> Kutipan:
============================================================
10 Fakta Mengejutkan Evakuasi Petapa Mahaguru Aertrya di Hutan Kawasan Buleleng
Pertapa tersebut dievakuasi dari dalam hutan negara yang dilindungi di lereng perbukitan Desa Tambakan, Kecamatan Kubutambahan, Kabupaten Buleleng
Laporan Wartawan Tribun Bali, Ratu Ayu Astri Desiani
TRIBUN-BALI.COM, DENPASAR - Ketua Umum Pusat Koordinasi (Puskor) Hindunesia, Ida Bagus Susena, mengecam keras tindakan dari petugas Dinas Kehutanan Provinsi Bali yang mengevakuasi seorang pertapa bernama Maha Guru Aertrya Narayana.
Pertapa tersebut dievakuasi dari dalam hutan negara yang dilindungi di lereng perbukitan Desa Tambakan, Kecamatan Kubutambahan, Kabupaten Buleleng, Bali, Jumat (18/8/2017) sore.
============================================================
Entri anotasi spasial
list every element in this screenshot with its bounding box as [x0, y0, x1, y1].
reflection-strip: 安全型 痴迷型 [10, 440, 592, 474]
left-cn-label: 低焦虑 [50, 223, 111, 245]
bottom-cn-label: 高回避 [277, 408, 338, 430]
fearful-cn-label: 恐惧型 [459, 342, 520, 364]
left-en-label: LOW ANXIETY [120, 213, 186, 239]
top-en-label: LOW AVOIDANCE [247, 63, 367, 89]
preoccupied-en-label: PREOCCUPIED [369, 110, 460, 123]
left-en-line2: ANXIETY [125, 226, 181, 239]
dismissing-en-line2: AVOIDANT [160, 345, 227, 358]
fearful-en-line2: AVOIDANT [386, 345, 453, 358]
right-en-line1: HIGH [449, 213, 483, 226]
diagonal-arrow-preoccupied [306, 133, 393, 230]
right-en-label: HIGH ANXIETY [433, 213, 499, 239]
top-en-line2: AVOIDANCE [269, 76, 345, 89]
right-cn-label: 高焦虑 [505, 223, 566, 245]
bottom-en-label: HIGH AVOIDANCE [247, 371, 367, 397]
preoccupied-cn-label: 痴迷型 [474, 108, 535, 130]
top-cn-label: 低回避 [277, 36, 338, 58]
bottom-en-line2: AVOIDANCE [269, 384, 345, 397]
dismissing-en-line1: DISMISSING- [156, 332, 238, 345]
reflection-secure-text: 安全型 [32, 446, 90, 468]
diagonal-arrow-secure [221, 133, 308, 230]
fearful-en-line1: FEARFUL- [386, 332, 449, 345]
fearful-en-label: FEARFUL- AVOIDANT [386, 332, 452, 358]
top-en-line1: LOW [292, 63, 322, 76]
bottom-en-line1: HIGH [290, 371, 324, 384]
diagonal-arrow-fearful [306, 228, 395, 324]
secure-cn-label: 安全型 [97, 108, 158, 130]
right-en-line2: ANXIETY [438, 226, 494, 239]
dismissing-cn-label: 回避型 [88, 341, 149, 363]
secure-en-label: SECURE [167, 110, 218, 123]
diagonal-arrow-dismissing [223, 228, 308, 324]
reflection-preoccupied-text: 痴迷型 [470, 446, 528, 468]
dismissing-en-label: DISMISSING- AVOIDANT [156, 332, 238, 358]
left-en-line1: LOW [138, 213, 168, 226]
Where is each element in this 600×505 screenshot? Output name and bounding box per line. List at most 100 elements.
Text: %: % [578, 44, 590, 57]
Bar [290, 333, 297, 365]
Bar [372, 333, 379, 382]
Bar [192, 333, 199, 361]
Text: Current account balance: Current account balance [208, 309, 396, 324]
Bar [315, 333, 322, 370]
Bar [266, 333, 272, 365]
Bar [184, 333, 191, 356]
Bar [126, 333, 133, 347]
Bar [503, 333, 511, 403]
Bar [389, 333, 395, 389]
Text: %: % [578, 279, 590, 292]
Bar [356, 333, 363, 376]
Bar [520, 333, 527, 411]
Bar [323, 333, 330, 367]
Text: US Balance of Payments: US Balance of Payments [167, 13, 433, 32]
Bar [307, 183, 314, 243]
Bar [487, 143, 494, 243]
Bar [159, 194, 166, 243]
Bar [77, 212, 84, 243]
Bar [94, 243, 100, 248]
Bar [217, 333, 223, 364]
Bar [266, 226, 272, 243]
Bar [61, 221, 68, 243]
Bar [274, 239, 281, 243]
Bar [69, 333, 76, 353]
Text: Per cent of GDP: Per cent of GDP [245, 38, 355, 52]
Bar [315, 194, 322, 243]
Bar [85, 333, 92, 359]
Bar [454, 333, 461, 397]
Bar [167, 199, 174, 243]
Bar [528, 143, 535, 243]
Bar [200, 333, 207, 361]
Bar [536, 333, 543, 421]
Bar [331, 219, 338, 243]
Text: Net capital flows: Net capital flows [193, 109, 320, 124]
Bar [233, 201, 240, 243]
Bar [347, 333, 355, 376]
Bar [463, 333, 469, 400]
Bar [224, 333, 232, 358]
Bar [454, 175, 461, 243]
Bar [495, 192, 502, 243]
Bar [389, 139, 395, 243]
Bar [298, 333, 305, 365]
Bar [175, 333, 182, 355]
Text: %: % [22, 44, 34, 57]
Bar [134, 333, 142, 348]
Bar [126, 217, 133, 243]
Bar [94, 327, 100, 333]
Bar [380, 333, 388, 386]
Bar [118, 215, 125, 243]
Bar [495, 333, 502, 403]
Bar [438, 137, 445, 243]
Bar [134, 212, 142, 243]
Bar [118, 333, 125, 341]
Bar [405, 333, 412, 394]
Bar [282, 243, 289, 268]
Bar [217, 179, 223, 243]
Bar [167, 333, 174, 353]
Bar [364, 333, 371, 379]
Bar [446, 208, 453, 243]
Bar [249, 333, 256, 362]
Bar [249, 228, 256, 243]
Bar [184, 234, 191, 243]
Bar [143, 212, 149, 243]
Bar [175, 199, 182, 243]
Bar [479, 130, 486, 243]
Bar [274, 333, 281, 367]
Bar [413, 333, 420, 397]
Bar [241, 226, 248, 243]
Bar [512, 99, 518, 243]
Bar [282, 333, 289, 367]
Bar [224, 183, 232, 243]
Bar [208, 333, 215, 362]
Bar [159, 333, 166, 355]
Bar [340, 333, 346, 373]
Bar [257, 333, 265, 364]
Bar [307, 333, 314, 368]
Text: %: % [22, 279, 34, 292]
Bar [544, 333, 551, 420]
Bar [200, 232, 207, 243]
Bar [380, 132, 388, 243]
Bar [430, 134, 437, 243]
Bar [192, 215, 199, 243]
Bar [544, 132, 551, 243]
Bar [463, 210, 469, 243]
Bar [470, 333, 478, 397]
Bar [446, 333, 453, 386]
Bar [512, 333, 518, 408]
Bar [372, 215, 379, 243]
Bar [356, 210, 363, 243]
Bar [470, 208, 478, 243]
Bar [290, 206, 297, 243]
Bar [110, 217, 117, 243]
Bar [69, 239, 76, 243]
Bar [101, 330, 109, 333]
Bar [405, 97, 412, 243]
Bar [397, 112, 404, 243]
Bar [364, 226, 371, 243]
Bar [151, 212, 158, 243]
============================================================
> Yang Diminta:
Sunting bagian berita evakuasi pertapa dari "10 Fakta Mengejutkan" sampai "Guru Aertrya Narayana.", lalu tuliskan kembali dengan "Desa Tambakan" diganti menjadi "desa tersebut".

> Jawaban:
10 Fakta Mengejutkan Evakuasi Petapa Mahaguru Aertrya di Hutan Kawasan Buleleng
Pertapa tersebut dievakuasi dari dalam hutan negara yang dilindungi di lereng perbukitan desa tersebut, Kecamatan Kubutambahan, Kabupaten Buleleng
Laporan Wartawan Tribun Bali, Ratu Ayu Astri Desiani
TRIBUN-BALI.COM, DENPASAR - Ketua Umum Pusat Koordinasi (Puskor) Hindunesia, Ida Bagus Susena, mengecam keras tindakan dari petugas Dinas Kehutanan Provinsi Bali yang mengevakuasi seorang pertapa bernama Maha Guru Aertrya Narayana.